**Stated goal:** Report all lines from the entries below in which "colors" appears.

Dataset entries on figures
● ● ● ●
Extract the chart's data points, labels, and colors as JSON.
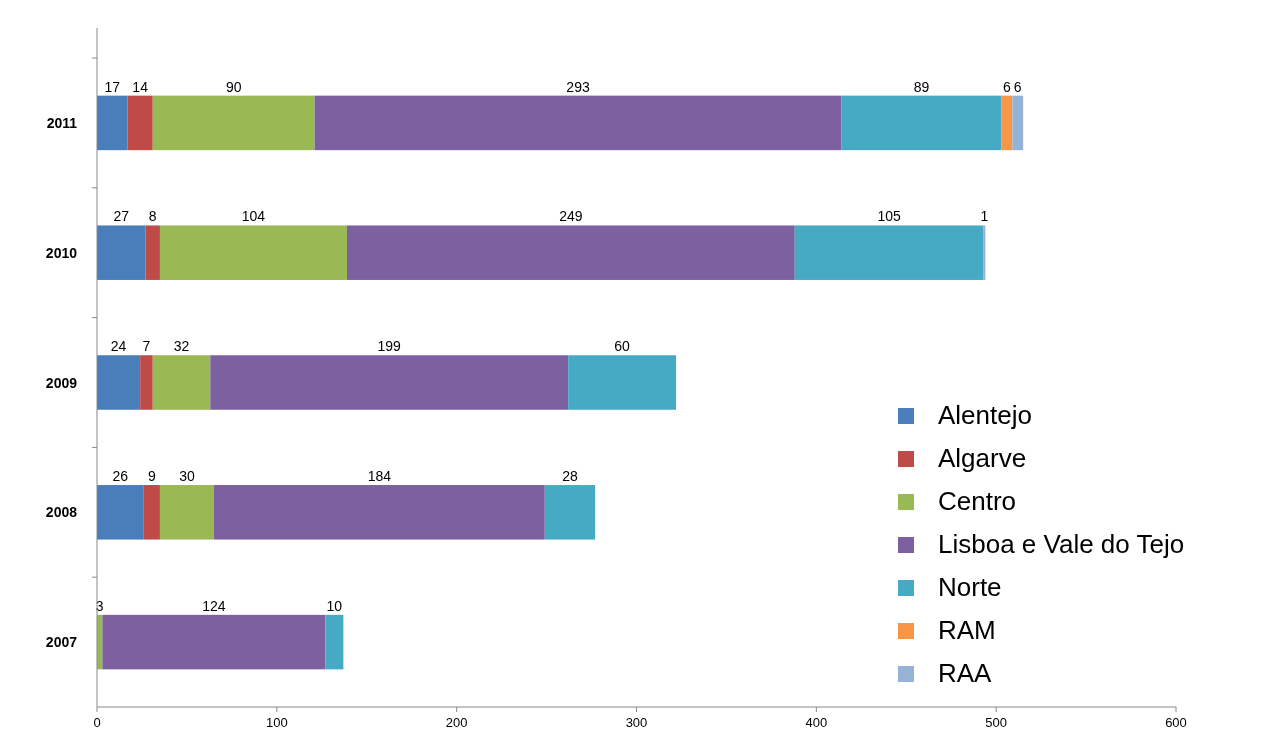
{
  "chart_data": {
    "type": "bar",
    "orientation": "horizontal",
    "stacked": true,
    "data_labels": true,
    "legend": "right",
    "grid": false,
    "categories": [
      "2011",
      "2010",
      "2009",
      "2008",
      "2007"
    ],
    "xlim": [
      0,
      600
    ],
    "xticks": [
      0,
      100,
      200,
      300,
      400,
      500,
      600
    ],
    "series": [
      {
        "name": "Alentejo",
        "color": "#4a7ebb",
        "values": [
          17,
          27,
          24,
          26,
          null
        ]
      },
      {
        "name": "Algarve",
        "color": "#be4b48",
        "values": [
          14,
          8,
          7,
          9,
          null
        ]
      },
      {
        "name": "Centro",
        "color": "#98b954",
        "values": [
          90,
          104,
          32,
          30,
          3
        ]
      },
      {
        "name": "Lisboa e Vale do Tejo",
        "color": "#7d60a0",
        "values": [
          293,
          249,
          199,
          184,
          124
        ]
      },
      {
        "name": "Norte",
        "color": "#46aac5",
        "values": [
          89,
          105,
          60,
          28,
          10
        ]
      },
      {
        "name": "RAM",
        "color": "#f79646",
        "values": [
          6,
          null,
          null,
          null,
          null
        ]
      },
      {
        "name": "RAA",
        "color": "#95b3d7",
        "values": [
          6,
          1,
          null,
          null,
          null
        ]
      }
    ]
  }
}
● ● ● ●
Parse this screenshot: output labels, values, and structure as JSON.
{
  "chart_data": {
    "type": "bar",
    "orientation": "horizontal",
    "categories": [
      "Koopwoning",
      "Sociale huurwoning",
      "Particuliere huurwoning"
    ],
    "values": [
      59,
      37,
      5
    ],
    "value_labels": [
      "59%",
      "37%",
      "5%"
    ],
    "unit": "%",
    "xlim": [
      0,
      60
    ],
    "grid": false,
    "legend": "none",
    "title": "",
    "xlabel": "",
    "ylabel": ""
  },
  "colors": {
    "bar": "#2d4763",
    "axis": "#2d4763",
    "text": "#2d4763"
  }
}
● ● ● ●
**Final result:**
Extract the chart's data points, labels, and colors as JSON.
  "colors": {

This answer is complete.